** Aim of the task **
Repeat, without any change, the entries presented below.

** Items from a data source **
— start —

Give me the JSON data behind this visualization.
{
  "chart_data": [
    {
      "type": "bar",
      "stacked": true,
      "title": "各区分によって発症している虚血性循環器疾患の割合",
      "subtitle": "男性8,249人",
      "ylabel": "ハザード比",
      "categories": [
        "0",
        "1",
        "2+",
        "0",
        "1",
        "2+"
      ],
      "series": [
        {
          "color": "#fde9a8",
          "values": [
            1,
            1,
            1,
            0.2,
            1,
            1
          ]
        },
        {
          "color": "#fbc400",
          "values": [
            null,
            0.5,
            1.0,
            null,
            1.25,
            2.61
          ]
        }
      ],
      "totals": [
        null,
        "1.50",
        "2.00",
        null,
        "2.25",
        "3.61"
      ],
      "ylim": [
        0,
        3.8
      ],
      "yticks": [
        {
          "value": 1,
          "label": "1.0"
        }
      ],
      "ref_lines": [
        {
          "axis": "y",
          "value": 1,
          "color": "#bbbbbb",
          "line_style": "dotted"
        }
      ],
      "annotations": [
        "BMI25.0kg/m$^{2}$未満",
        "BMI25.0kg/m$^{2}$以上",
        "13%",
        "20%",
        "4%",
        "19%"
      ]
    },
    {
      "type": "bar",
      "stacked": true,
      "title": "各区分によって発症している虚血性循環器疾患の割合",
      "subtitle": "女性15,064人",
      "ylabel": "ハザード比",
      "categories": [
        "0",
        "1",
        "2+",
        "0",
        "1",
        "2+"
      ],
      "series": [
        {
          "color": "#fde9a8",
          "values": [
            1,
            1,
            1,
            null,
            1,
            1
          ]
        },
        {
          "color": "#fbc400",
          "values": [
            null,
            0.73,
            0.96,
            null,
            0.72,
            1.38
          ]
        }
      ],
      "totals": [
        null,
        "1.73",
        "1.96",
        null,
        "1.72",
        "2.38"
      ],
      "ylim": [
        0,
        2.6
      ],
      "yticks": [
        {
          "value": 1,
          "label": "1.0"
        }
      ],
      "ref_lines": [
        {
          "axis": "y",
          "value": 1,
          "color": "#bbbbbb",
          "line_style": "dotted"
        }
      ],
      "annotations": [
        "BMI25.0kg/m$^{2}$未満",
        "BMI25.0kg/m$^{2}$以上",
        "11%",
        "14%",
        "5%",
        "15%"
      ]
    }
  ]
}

— end —

** Answer to this task **
Give me the JSON data behind this visualization.
{
  "chart_data": [
    {
      "type": "bar",
      "stacked": true,
      "title": "各区分によって発症している虚血性循環器疾患の割合",
      "subtitle": "男性8,249人",
      "ylabel": "ハザード比",
      "categories": [
        "0",
        "1",
        "2+",
        "0",
        "1",
        "2+"
      ],
      "series": [
        {
          "color": "#fde9a8",
          "values": [
            1,
            1,
            1,
            0.2,
            1,
            1
          ]
        },
        {
          "color": "#fbc400",
          "values": [
            null,
            0.5,
            1.0,
            null,
            1.25,
            2.61
          ]
        }
      ],
      "totals": [
        null,
        "1.50",
        "2.00",
        null,
        "2.25",
        "3.61"
      ],
      "ylim": [
        0,
        3.8
      ],
      "yticks": [
        {
          "value": 1,
          "label": "1.0"
        }
      ],
      "ref_lines": [
        {
          "axis": "y",
          "value": 1,
          "color": "#bbbbbb",
          "line_style": "dotted"
        }
      ],
      "annotations": [
        "BMI25.0kg/m$^{2}$未満",
        "BMI25.0kg/m$^{2}$以上",
        "13%",
        "20%",
        "4%",
        "19%"
      ]
    },
    {
      "type": "bar",
      "stacked": true,
      "title": "各区分によって発症している虚血性循環器疾患の割合",
      "subtitle": "女性15,064人",
      "ylabel": "ハザード比",
      "categories": [
        "0",
        "1",
        "2+",
        "0",
        "1",
        "2+"
      ],
      "series": [
        {
          "color": "#fde9a8",
          "values": [
            1,
            1,
            1,
            null,
            1,
            1
          ]
        },
        {
          "color": "#fbc400",
          "values": [
            null,
            0.73,
            0.96,
            null,
            0.72,
            1.38
          ]
        }
      ],
      "totals": [
        null,
        "1.73",
        "1.96",
        null,
        "1.72",
        "2.38"
      ],
      "ylim": [
        0,
        2.6
      ],
      "yticks": [
        {
          "value": 1,
          "label": "1.0"
        }
      ],
      "ref_lines": [
        {
          "axis": "y",
          "value": 1,
          "color": "#bbbbbb",
          "line_style": "dotted"
        }
      ],
      "annotations": [
        "BMI25.0kg/m$^{2}$未満",
        "BMI25.0kg/m$^{2}$以上",
        "11%",
        "14%",
        "5%",
        "15%"
      ]
    }
  ]
}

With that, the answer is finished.